§ **Listed records**:
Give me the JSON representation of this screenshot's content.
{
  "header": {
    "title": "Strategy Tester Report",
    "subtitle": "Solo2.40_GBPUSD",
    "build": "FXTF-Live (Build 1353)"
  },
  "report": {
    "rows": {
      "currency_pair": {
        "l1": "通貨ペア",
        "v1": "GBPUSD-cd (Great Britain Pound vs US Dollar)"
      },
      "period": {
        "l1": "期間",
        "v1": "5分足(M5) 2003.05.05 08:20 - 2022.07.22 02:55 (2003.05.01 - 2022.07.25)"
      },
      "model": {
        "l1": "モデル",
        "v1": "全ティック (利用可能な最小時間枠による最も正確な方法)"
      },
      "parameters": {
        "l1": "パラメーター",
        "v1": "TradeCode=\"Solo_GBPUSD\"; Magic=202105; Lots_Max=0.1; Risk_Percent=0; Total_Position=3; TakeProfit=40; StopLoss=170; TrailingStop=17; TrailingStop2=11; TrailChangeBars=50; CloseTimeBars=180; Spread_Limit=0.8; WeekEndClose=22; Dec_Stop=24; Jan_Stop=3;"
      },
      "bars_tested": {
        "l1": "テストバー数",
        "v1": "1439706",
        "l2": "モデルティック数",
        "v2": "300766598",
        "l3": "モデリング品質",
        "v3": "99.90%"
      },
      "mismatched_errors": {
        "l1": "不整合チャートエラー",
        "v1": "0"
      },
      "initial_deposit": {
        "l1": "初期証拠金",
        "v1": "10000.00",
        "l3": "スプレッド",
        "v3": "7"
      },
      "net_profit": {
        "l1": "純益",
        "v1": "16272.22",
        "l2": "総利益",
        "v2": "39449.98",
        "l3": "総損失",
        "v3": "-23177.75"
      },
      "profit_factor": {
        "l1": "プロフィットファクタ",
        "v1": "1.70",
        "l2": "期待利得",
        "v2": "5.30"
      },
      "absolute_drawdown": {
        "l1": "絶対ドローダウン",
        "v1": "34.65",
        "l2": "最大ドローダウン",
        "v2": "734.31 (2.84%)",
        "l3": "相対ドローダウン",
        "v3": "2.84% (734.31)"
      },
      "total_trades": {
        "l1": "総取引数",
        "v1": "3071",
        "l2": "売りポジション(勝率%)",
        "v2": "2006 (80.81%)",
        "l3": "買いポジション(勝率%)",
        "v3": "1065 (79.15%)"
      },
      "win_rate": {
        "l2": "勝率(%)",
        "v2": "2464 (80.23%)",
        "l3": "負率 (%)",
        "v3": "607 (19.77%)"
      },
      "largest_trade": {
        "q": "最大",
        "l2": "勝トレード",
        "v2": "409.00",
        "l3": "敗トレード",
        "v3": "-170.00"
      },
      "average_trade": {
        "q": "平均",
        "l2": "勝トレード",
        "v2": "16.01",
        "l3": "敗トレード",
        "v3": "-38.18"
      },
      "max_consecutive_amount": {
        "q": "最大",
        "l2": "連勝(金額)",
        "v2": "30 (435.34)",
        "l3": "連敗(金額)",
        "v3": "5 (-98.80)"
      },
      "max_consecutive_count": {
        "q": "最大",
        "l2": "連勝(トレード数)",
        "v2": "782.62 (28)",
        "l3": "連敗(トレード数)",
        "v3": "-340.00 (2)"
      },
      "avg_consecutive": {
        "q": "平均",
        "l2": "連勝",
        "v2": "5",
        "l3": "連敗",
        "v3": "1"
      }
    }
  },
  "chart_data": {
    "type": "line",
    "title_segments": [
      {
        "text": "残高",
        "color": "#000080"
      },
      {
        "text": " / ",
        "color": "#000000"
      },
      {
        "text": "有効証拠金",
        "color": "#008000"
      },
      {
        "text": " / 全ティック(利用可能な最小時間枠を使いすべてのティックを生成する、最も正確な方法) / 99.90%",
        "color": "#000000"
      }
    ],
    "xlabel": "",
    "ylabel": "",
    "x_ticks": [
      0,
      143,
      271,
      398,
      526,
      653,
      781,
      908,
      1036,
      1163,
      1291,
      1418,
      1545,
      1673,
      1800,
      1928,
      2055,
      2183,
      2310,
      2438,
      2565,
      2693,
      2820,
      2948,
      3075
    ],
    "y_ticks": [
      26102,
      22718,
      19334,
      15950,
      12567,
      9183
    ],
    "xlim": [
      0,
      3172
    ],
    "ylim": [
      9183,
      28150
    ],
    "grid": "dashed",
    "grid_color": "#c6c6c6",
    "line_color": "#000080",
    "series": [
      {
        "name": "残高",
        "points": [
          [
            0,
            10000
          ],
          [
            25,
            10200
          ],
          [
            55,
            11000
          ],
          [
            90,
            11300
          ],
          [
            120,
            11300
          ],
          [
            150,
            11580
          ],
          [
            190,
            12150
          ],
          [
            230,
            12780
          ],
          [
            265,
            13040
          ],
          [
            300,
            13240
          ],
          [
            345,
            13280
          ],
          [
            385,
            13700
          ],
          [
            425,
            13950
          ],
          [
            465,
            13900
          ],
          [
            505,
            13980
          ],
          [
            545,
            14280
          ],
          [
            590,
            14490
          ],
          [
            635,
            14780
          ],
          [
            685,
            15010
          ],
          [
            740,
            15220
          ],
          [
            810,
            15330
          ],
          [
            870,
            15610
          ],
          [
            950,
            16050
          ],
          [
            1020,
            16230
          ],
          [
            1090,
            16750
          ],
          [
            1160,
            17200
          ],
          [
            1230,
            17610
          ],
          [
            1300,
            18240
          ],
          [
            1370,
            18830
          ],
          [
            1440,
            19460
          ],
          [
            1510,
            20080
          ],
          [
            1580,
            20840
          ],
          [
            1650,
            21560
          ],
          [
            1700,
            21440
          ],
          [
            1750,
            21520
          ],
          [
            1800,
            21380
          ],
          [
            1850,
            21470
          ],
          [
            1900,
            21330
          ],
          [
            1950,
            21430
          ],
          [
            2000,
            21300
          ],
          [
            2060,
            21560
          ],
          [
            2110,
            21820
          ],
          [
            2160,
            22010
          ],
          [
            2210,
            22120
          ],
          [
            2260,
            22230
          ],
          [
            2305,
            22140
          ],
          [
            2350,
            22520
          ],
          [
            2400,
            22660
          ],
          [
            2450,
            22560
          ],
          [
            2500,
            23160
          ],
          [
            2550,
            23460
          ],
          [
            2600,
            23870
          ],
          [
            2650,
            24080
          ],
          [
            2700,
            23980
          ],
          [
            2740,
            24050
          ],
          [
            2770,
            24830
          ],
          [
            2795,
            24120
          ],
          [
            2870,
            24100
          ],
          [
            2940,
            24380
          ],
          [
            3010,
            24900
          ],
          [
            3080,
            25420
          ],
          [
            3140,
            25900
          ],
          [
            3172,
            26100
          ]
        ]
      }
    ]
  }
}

§ **Work to do**:
Copy each line of the data above without altering a single character.

§ **Answer to this exercise**:
Give me the JSON representation of this screenshot's content.
{
  "header": {
    "title": "Strategy Tester Report",
    "subtitle": "Solo2.40_GBPUSD",
    "build": "FXTF-Live (Build 1353)"
  },
  "report": {
    "rows": {
      "currency_pair": {
        "l1": "通貨ペア",
        "v1": "GBPUSD-cd (Great Britain Pound vs US Dollar)"
      },
      "period": {
        "l1": "期間",
        "v1": "5分足(M5) 2003.05.05 08:20 - 2022.07.22 02:55 (2003.05.01 - 2022.07.25)"
      },
      "model": {
        "l1": "モデル",
        "v1": "全ティック (利用可能な最小時間枠による最も正確な方法)"
      },
      "parameters": {
        "l1": "パラメーター",
        "v1": "TradeCode=\"Solo_GBPUSD\"; Magic=202105; Lots_Max=0.1; Risk_Percent=0; Total_Position=3; TakeProfit=40; StopLoss=170; TrailingStop=17; TrailingStop2=11; TrailChangeBars=50; CloseTimeBars=180; Spread_Limit=0.8; WeekEndClose=22; Dec_Stop=24; Jan_Stop=3;"
      },
      "bars_tested": {
        "l1": "テストバー数",
        "v1": "1439706",
        "l2": "モデルティック数",
        "v2": "300766598",
        "l3": "モデリング品質",
        "v3": "99.90%"
      },
      "mismatched_errors": {
        "l1": "不整合チャートエラー",
        "v1": "0"
      },
      "initial_deposit": {
        "l1": "初期証拠金",
        "v1": "10000.00",
        "l3": "スプレッド",
        "v3": "7"
      },
      "net_profit": {
        "l1": "純益",
        "v1": "16272.22",
        "l2": "総利益",
        "v2": "39449.98",
        "l3": "総損失",
        "v3": "-23177.75"
      },
      "profit_factor": {
        "l1": "プロフィットファクタ",
        "v1": "1.70",
        "l2": "期待利得",
        "v2": "5.30"
      },
      "absolute_drawdown": {
        "l1": "絶対ドローダウン",
        "v1": "34.65",
        "l2": "最大ドローダウン",
        "v2": "734.31 (2.84%)",
        "l3": "相対ドローダウン",
        "v3": "2.84% (734.31)"
      },
      "total_trades": {
        "l1": "総取引数",
        "v1": "3071",
        "l2": "売りポジション(勝率%)",
        "v2": "2006 (80.81%)",
        "l3": "買いポジション(勝率%)",
        "v3": "1065 (79.15%)"
      },
      "win_rate": {
        "l2": "勝率(%)",
        "v2": "2464 (80.23%)",
        "l3": "負率 (%)",
        "v3": "607 (19.77%)"
      },
      "largest_trade": {
        "q": "最大",
        "l2": "勝トレード",
        "v2": "409.00",
        "l3": "敗トレード",
        "v3": "-170.00"
      },
      "average_trade": {
        "q": "平均",
        "l2": "勝トレード",
        "v2": "16.01",
        "l3": "敗トレード",
        "v3": "-38.18"
      },
      "max_consecutive_amount": {
        "q": "最大",
        "l2": "連勝(金額)",
        "v2": "30 (435.34)",
        "l3": "連敗(金額)",
        "v3": "5 (-98.80)"
      },
      "max_consecutive_count": {
        "q": "最大",
        "l2": "連勝(トレード数)",
        "v2": "782.62 (28)",
        "l3": "連敗(トレード数)",
        "v3": "-340.00 (2)"
      },
      "avg_consecutive": {
        "q": "平均",
        "l2": "連勝",
        "v2": "5",
        "l3": "連敗",
        "v3": "1"
      }
    }
  },
  "chart_data": {
    "type": "line",
    "title_segments": [
      {
        "text": "残高",
        "color": "#000080"
      },
      {
        "text": " / ",
        "color": "#000000"
      },
      {
        "text": "有効証拠金",
        "color": "#008000"
      },
      {
        "text": " / 全ティック(利用可能な最小時間枠を使いすべてのティックを生成する、最も正確な方法) / 99.90%",
        "color": "#000000"
      }
    ],
    "xlabel": "",
    "ylabel": "",
    "x_ticks": [
      0,
      143,
      271,
      398,
      526,
      653,
      781,
      908,
      1036,
      1163,
      1291,
      1418,
      1545,
      1673,
      1800,
      1928,
      2055,
      2183,
      2310,
      2438,
      2565,
      2693,
      2820,
      2948,
      3075
    ],
    "y_ticks": [
      26102,
      22718,
      19334,
      15950,
      12567,
      9183
    ],
    "xlim": [
      0,
      3172
    ],
    "ylim": [
      9183,
      28150
    ],
    "grid": "dashed",
    "grid_color": "#c6c6c6",
    "line_color": "#000080",
    "series": [
      {
        "name": "残高",
        "points": [
          [
            0,
            10000
          ],
          [
            25,
            10200
          ],
          [
            55,
            11000
          ],
          [
            90,
            11300
          ],
          [
            120,
            11300
          ],
          [
            150,
            11580
          ],
          [
            190,
            12150
          ],
          [
            230,
            12780
          ],
          [
            265,
            13040
          ],
          [
            300,
            13240
          ],
          [
            345,
            13280
          ],
          [
            385,
            13700
          ],
          [
            425,
            13950
          ],
          [
            465,
            13900
          ],
          [
            505,
            13980
          ],
          [
            545,
            14280
          ],
          [
            590,
            14490
          ],
          [
            635,
            14780
          ],
          [
            685,
            15010
          ],
          [
            740,
            15220
          ],
          [
            810,
            15330
          ],
          [
            870,
            15610
          ],
          [
            950,
            16050
          ],
          [
            1020,
            16230
          ],
          [
            1090,
            16750
          ],
          [
            1160,
            17200
          ],
          [
            1230,
            17610
          ],
          [
            1300,
            18240
          ],
          [
            1370,
            18830
          ],
          [
            1440,
            19460
          ],
          [
            1510,
            20080
          ],
          [
            1580,
            20840
          ],
          [
            1650,
            21560
          ],
          [
            1700,
            21440
          ],
          [
            1750,
            21520
          ],
          [
            1800,
            21380
          ],
          [
            1850,
            21470
          ],
          [
            1900,
            21330
          ],
          [
            1950,
            21430
          ],
          [
            2000,
            21300
          ],
          [
            2060,
            21560
          ],
          [
            2110,
            21820
          ],
          [
            2160,
            22010
          ],
          [
            2210,
            22120
          ],
          [
            2260,
            22230
          ],
          [
            2305,
            22140
          ],
          [
            2350,
            22520
          ],
          [
            2400,
            22660
          ],
          [
            2450,
            22560
          ],
          [
            2500,
            23160
          ],
          [
            2550,
            23460
          ],
          [
            2600,
            23870
          ],
          [
            2650,
            24080
          ],
          [
            2700,
            23980
          ],
          [
            2740,
            24050
          ],
          [
            2770,
            24830
          ],
          [
            2795,
            24120
          ],
          [
            2870,
            24100
          ],
          [
            2940,
            24380
          ],
          [
            3010,
            24900
          ],
          [
            3080,
            25420
          ],
          [
            3140,
            25900
          ],
          [
            3172,
            26100
          ]
        ]
      }
    ]
  }
}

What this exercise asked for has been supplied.